### EXERCISE OBJECTIVE
Reproduce the entries word for word, starting at the beginning and ending at the line that contains "marquee-tool[interactable] [7, 90, 33, 115]".

START MATERIAL PROVIDED

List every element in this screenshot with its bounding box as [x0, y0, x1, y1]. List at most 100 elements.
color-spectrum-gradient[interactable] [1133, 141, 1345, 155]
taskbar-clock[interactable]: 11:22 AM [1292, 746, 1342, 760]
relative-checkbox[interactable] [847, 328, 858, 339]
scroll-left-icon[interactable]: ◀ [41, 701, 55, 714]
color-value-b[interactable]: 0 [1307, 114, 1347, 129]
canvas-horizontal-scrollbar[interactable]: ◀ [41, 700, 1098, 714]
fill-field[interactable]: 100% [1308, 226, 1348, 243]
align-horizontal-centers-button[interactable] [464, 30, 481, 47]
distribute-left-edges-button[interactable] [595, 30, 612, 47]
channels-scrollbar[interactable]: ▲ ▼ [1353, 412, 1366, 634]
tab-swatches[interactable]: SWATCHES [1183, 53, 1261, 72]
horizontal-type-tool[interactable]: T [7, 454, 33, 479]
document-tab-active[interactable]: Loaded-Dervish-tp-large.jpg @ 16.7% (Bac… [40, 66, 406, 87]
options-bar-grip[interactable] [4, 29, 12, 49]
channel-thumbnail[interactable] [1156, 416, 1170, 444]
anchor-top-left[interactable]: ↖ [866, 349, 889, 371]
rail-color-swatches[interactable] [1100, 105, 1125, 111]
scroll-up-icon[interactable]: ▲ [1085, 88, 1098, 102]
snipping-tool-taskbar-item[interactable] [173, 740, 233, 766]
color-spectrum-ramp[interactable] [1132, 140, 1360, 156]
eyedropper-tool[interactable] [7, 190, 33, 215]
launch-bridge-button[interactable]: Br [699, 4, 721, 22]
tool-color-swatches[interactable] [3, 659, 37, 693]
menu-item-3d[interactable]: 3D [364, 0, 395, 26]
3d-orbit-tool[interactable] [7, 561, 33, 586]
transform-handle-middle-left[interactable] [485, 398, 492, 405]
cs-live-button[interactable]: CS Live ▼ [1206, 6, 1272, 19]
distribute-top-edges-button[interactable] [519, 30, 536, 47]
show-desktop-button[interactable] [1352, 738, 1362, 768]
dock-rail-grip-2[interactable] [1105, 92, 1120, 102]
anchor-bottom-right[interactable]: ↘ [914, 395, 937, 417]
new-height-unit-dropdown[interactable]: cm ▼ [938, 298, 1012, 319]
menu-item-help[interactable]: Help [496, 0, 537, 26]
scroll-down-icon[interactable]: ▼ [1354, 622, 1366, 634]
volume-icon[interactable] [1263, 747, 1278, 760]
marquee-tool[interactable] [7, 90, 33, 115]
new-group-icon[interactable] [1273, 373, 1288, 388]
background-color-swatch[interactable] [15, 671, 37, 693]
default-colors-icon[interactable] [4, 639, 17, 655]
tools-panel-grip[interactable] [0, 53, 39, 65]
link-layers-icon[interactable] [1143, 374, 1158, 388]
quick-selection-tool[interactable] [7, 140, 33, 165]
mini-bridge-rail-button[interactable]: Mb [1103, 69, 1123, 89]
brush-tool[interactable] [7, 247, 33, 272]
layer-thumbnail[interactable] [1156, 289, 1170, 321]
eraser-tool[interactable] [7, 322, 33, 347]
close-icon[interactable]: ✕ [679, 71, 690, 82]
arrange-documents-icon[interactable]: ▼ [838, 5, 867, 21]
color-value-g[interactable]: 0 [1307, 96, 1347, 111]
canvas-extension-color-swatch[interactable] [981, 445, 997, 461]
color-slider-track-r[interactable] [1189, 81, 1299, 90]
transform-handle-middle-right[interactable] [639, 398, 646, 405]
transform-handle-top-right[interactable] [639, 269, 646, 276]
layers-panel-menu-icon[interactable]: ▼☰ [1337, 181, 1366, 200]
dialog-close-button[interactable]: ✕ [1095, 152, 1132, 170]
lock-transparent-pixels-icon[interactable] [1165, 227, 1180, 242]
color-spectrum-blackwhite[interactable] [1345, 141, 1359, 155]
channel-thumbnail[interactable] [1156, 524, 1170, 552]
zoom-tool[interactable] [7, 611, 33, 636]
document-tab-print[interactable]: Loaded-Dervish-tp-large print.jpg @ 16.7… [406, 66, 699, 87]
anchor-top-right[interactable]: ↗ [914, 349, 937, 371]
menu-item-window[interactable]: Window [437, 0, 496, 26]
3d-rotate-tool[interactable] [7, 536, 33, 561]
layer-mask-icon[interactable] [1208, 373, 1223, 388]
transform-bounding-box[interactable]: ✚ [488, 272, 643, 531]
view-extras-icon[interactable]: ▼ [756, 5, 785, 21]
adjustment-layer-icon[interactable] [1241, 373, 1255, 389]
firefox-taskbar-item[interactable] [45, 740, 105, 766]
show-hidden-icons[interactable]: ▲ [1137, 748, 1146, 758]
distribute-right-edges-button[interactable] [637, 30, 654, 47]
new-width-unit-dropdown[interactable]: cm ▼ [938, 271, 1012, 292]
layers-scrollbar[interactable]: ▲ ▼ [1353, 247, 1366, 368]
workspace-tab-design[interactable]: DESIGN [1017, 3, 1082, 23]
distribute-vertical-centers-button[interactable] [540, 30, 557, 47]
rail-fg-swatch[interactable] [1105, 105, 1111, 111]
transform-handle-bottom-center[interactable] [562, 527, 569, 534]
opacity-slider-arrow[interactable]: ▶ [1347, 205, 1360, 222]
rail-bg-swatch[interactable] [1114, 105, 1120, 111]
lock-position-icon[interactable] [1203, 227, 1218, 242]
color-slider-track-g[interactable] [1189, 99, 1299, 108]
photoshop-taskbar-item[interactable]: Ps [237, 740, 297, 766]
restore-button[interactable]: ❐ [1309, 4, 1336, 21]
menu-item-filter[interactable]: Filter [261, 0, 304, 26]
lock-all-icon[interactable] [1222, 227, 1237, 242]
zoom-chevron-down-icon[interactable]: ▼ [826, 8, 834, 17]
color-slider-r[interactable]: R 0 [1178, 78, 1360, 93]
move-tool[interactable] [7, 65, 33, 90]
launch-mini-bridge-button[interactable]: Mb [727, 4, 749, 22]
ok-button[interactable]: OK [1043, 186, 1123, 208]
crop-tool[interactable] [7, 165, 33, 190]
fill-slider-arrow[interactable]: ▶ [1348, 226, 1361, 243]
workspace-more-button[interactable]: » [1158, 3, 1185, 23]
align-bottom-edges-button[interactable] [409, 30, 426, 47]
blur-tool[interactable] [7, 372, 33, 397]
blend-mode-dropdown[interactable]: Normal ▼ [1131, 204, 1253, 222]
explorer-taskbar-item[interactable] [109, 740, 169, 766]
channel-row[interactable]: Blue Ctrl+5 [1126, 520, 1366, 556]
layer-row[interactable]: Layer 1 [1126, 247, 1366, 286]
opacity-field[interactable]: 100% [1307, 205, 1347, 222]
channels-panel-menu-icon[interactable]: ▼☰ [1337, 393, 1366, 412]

END MATERIAL PROVIDED

### RESULT
List every element in this screenshot with its bounding box as [x0, y0, x1, y1]. List at most 100 elements.
color-spectrum-gradient[interactable] [1133, 141, 1345, 155]
taskbar-clock[interactable]: 11:22 AM [1292, 746, 1342, 760]
relative-checkbox[interactable] [847, 328, 858, 339]
scroll-left-icon[interactable]: ◀ [41, 701, 55, 714]
color-value-b[interactable]: 0 [1307, 114, 1347, 129]
canvas-horizontal-scrollbar[interactable]: ◀ [41, 700, 1098, 714]
fill-field[interactable]: 100% [1308, 226, 1348, 243]
align-horizontal-centers-button[interactable] [464, 30, 481, 47]
distribute-left-edges-button[interactable] [595, 30, 612, 47]
channels-scrollbar[interactable]: ▲ ▼ [1353, 412, 1366, 634]
tab-swatches[interactable]: SWATCHES [1183, 53, 1261, 72]
horizontal-type-tool[interactable]: T [7, 454, 33, 479]
document-tab-active[interactable]: Loaded-Dervish-tp-large.jpg @ 16.7% (Bac… [40, 66, 406, 87]
options-bar-grip[interactable] [4, 29, 12, 49]
channel-thumbnail[interactable] [1156, 416, 1170, 444]
anchor-top-left[interactable]: ↖ [866, 349, 889, 371]
rail-color-swatches[interactable] [1100, 105, 1125, 111]
scroll-up-icon[interactable]: ▲ [1085, 88, 1098, 102]
snipping-tool-taskbar-item[interactable] [173, 740, 233, 766]
color-spectrum-ramp[interactable] [1132, 140, 1360, 156]
eyedropper-tool[interactable] [7, 190, 33, 215]
launch-bridge-button[interactable]: Br [699, 4, 721, 22]
tool-color-swatches[interactable] [3, 659, 37, 693]
menu-item-3d[interactable]: 3D [364, 0, 395, 26]
3d-orbit-tool[interactable] [7, 561, 33, 586]
transform-handle-middle-left[interactable] [485, 398, 492, 405]
cs-live-button[interactable]: CS Live ▼ [1206, 6, 1272, 19]
distribute-top-edges-button[interactable] [519, 30, 536, 47]
show-desktop-button[interactable] [1352, 738, 1362, 768]
dock-rail-grip-2[interactable] [1105, 92, 1120, 102]
anchor-bottom-right[interactable]: ↘ [914, 395, 937, 417]
new-height-unit-dropdown[interactable]: cm ▼ [938, 298, 1012, 319]
menu-item-help[interactable]: Help [496, 0, 537, 26]
scroll-down-icon[interactable]: ▼ [1354, 622, 1366, 634]
volume-icon[interactable] [1263, 747, 1278, 760]
marquee-tool[interactable] [7, 90, 33, 115]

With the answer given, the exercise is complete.